■ Short exercise ■
Which lines run from the line with "Output the text content of this document." to the end of the entries? Write out exactly those, leaving out the pictures.

☆ ☆ ☆ ☆ ☆

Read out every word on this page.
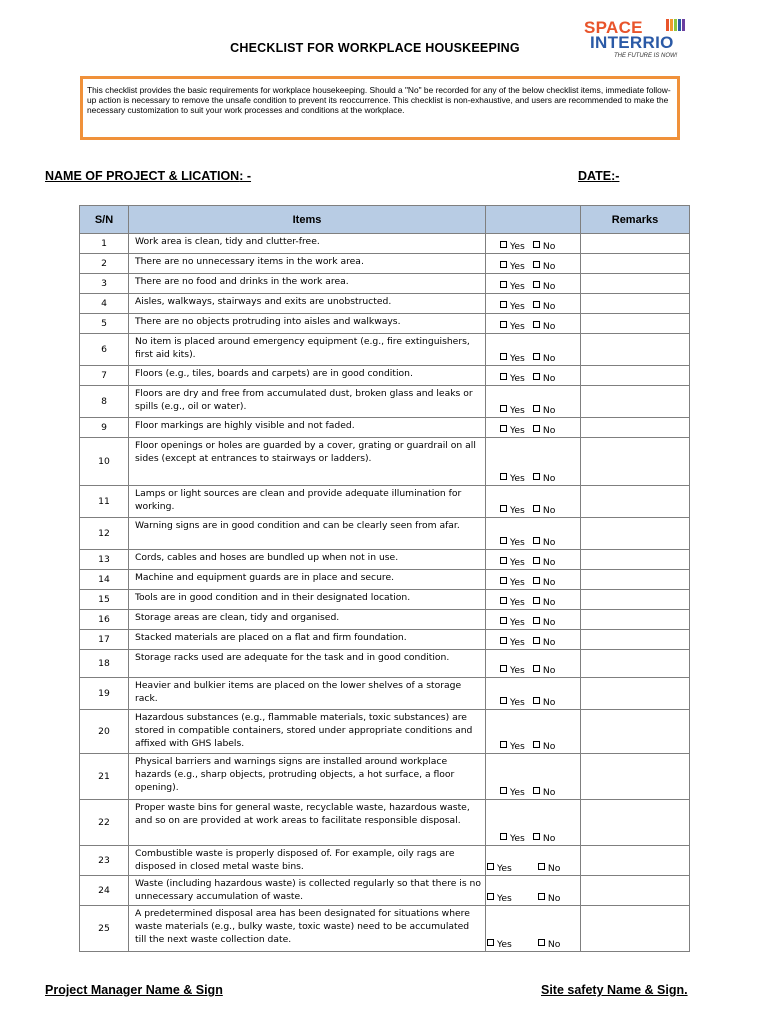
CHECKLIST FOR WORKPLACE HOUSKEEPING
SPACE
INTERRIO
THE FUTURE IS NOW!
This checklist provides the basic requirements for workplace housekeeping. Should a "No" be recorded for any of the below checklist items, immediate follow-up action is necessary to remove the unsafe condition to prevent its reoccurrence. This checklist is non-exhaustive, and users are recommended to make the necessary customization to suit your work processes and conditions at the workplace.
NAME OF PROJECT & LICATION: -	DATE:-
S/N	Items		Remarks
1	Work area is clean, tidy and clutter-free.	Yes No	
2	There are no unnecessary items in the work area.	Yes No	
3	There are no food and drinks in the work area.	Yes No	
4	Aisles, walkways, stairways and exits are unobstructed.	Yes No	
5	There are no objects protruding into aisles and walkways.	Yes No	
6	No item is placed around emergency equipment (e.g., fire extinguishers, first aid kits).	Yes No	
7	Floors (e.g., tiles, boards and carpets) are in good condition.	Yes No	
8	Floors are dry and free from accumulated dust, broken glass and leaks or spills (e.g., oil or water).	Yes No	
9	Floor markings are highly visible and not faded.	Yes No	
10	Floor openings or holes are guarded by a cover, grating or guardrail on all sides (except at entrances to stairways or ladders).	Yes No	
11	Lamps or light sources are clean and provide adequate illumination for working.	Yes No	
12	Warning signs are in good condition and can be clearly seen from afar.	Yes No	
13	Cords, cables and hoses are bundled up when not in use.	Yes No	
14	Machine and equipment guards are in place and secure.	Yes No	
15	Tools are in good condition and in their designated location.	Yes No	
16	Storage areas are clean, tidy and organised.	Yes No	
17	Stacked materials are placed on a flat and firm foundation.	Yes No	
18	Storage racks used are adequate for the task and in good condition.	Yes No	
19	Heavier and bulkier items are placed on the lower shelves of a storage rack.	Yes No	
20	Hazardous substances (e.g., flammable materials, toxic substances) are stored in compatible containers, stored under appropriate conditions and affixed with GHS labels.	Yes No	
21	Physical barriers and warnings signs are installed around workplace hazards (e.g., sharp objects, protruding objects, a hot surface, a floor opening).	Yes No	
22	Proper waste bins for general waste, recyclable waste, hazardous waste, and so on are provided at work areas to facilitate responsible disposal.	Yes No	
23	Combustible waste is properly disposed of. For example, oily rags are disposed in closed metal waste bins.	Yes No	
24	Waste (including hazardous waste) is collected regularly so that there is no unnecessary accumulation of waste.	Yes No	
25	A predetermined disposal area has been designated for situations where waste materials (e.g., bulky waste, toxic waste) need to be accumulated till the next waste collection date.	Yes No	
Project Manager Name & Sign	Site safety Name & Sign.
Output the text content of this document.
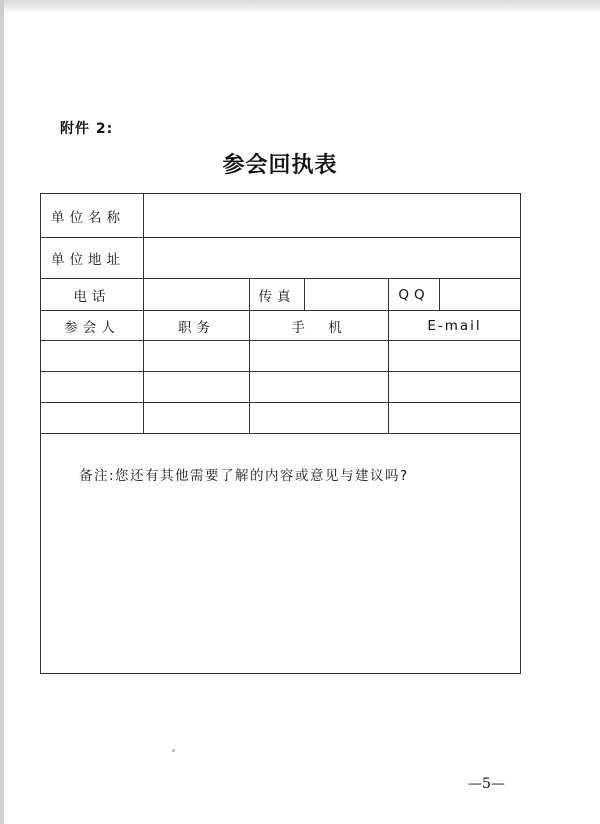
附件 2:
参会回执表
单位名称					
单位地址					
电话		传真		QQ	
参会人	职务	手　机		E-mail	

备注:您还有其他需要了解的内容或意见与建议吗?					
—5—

☆ ☆ ☆ ☆ ☆

■ Reply ■
Output the text content of this document.
附件 2:
参会回执表
单位名称					
单位地址					
电话		传真		QQ	
参会人	职务	手　机		E-mail	

备注:您还有其他需要了解的内容或意见与建议吗?					
—5—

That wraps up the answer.